— start Given records —

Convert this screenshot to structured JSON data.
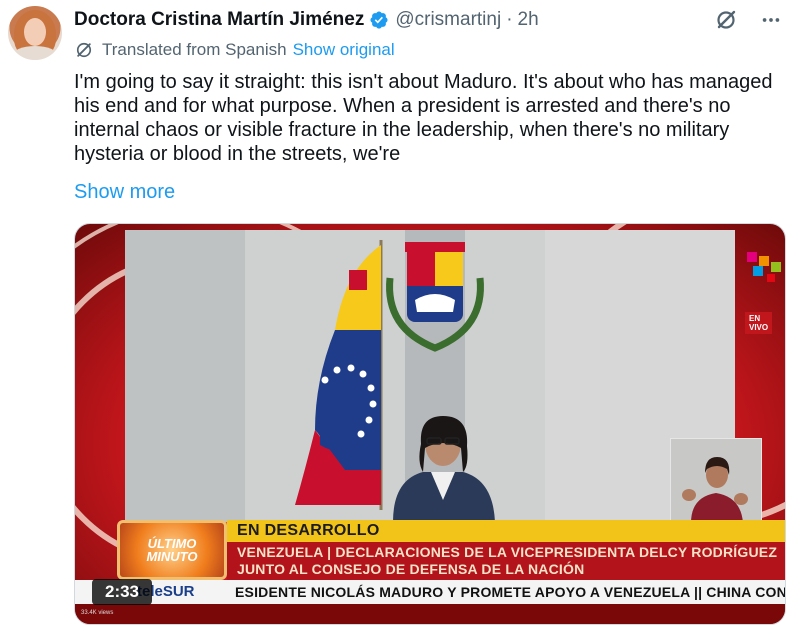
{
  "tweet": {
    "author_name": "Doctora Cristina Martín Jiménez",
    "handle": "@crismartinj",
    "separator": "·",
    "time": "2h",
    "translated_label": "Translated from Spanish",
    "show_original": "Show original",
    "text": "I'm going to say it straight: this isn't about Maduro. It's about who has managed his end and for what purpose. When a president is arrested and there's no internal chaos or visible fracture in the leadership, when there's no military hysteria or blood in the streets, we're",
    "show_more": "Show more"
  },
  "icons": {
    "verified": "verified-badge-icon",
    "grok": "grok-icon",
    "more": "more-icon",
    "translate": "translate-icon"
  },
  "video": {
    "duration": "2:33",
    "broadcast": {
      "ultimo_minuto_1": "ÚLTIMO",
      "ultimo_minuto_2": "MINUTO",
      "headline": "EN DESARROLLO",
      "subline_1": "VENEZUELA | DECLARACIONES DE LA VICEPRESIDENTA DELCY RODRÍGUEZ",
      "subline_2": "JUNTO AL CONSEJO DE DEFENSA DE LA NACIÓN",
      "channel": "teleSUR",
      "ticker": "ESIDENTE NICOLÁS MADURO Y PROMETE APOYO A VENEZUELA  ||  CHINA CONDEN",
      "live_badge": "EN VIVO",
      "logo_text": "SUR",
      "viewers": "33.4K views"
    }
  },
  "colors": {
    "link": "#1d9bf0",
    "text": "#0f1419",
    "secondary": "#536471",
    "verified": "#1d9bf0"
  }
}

— end Given records —

Your task is to reproduce all of the material exactly. The pictures stay out.

Convert this screenshot to structured JSON data.
{
  "tweet": {
    "author_name": "Doctora Cristina Martín Jiménez",
    "handle": "@crismartinj",
    "separator": "·",
    "time": "2h",
    "translated_label": "Translated from Spanish",
    "show_original": "Show original",
    "text": "I'm going to say it straight: this isn't about Maduro. It's about who has managed his end and for what purpose. When a president is arrested and there's no internal chaos or visible fracture in the leadership, when there's no military hysteria or blood in the streets, we're",
    "show_more": "Show more"
  },
  "icons": {
    "verified": "verified-badge-icon",
    "grok": "grok-icon",
    "more": "more-icon",
    "translate": "translate-icon"
  },
  "video": {
    "duration": "2:33",
    "broadcast": {
      "ultimo_minuto_1": "ÚLTIMO",
      "ultimo_minuto_2": "MINUTO",
      "headline": "EN DESARROLLO",
      "subline_1": "VENEZUELA | DECLARACIONES DE LA VICEPRESIDENTA DELCY RODRÍGUEZ",
      "subline_2": "JUNTO AL CONSEJO DE DEFENSA DE LA NACIÓN",
      "channel": "teleSUR",
      "ticker": "ESIDENTE NICOLÁS MADURO Y PROMETE APOYO A VENEZUELA  ||  CHINA CONDEN",
      "live_badge": "EN VIVO",
      "logo_text": "SUR",
      "viewers": "33.4K views"
    }
  },
  "colors": {
    "link": "#1d9bf0",
    "text": "#0f1419",
    "secondary": "#536471",
    "verified": "#1d9bf0"
  }
}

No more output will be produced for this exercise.